- Exercise requirements
Determine how many lines hold "first" and give only that number.

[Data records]
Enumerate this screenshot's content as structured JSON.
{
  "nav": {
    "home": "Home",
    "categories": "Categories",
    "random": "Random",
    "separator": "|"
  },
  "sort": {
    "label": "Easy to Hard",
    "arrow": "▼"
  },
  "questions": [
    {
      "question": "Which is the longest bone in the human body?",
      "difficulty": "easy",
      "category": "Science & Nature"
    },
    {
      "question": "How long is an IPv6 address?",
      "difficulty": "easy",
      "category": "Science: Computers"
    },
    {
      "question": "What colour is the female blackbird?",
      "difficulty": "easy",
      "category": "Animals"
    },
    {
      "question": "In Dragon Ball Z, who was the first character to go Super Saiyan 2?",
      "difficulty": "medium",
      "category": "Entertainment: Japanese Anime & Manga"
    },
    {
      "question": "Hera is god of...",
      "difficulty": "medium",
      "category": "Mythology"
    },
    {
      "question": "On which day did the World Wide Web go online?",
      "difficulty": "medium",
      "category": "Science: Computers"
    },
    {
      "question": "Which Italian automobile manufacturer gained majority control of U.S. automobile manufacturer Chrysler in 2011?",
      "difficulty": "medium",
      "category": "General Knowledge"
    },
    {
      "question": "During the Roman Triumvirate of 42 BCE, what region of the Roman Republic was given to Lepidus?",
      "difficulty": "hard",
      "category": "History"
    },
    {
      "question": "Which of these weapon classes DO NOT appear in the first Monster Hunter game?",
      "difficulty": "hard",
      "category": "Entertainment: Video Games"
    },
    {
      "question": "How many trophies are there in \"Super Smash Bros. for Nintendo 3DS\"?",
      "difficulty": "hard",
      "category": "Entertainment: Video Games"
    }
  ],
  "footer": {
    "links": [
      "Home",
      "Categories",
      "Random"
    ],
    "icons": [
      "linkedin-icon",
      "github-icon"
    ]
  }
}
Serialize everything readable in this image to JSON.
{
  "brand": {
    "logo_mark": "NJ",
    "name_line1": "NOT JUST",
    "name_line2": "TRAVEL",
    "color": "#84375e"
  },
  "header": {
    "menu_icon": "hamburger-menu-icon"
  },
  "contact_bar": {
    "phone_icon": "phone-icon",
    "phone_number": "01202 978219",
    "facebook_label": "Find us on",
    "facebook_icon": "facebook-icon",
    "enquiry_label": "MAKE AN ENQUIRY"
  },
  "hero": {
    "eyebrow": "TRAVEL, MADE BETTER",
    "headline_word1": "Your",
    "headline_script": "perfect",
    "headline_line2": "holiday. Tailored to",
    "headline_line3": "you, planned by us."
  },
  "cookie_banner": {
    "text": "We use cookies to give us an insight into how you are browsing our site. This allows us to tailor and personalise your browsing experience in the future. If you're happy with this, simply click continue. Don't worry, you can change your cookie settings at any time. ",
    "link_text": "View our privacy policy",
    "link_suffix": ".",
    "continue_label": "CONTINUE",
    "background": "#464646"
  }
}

- Final answer
2